Task list:
[1] Echo the Ocado interview word for word, starting at "Are there other" and ending at "in 20 years?".
[2] Sum up the Ocado interview in two sentences.
[3] For each statement, say yes or no depending on whether it agrees with the Ocado interview, and quote the words that decide it: (a) Ocado wants to work with every grocer in a market. (b) The Zoom business offers 10,000 stock keeping units. (c) If one pick station stops working, Ocado loses less than 5% of capacity.

Given text:
But how resilient are these very complicated systems with large, complicated tech stacks and long supply chains?
We build a lot of contingencies and resilience into the system. Ocado is at heart built by engineers, and engineers are very conservative people who love building redundancy into the format. Everything is massively parallel. If one of our robots falls over, it doesn’t matter, because there are hundreds of robots. Stock is almost always at more than one location in the grid, so it doesn't matter if one cell goes out of action. The picking is always happening in 40-plus locations, so if one of the pick stations doesn't work, we only lose less than 5% of the capacity.
Why shouldn’t a retailer develop the know-how themselves in order to have a strategic advantage, protected from competition? Why should retailers partner with Ocado to use a shared technology?
One answer is the scale of the investment and the length of time you need to do this. The other is that we typically partner with retailers in various markets, but our aim is not to work for every grocer out there. Our goal in the long run is to work with leading players. We’re aiming to take leadership positions in each market.
Given that your retail partners are not directly competing, to what extent are they a community? Are you going from bilateral to multilateral partnerships?
Grocery is quite a lonely world: If you are a grocer in one country, you can't actually talk to your competitors, for obvious reasons. Our partners get tremendous joy from being able to talk to somebody in a similar situation in a non-competing geography. Some of the most interesting conversations are at working level: “How did you think about your van routing? How do you think about the customer interface?” That idea swapping is great to watch.
Are there other models besides the customer fulfilment center (CFC) model that you think have a role in less dense geographies? How much of an ecosystem of different retail technology solutions will we be looking at in 20 years?
We are a believer in ecosystems, which will include micro fulfillment centers (MFC) and click-and-collect options. The CFC is the single most efficient model for fulfilling main basket grocery orders. That said, if you go into the outback of Australia with our partner Coles, there are very few places we are going to ever see a population density that justifies a CFC. In that case, there clearly is a role for store pick.
For immediate orders – less than an hour – we need to be closer to the customers than a big CFC will make possible. For those orders, where you can charge a price premium, you need micro fulfillment centers, which is how we're building the Zoom business in London. There, we’re taking the same kit and scaling it down. It's a narrower range, and it's been modified slightly to adapt to couriers. But we're still offering 10,000 stock keeping units (SKUs) in our Zoom business. Only a small portion of those are priced at a premium, and a negligible number compared to what the Q-commerce players are charging.

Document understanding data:
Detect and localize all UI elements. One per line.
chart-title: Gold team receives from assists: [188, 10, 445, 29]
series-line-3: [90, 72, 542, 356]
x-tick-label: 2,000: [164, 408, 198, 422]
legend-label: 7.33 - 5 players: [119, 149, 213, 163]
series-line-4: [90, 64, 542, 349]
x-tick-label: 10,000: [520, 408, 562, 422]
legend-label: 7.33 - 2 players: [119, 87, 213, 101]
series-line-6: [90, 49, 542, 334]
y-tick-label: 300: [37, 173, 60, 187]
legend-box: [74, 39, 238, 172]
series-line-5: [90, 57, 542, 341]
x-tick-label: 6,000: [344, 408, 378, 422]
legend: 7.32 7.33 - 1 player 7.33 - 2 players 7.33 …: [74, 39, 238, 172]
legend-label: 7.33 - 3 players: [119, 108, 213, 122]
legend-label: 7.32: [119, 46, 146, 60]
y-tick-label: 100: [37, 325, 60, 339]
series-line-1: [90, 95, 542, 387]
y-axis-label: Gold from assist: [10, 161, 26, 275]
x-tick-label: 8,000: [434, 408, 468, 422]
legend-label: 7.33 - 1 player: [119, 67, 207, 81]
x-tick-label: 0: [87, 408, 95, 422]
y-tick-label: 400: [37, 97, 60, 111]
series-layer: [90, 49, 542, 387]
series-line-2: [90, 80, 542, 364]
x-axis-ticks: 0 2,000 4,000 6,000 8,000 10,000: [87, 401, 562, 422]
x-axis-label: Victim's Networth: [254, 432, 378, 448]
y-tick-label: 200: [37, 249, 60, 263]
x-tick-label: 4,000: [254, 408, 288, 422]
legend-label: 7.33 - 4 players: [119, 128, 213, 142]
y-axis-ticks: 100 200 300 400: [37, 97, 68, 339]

Exercise results:
[1]
Are there other models besides the customer fulfilment center (CFC) model that you think have a role in less dense geographies? How much of an ecosystem of different retail technology solutions will we be looking at in 20 years?

[2] Ocado builds redundancy into its systems, with hundreds of robots, stock held in more than one grid location, and picking spread across 40-plus locations. It aims to partner with leading grocers in each market, whose non-competing partners enjoy swapping ideas, and it expects a wider ecosystem that includes store pick where population density can't justify a CFC and micro fulfillment centers for orders under an hour, as in its Zoom business in London.

[3]
(a) No: "our aim is not to work for every grocer out there."
(b) Yes: "But we're still offering 10,000 stock keeping units (SKUs) in our Zoom business."
(c) Yes: "if one of the pick stations doesn't work, we only lose less than 5% of the capacity."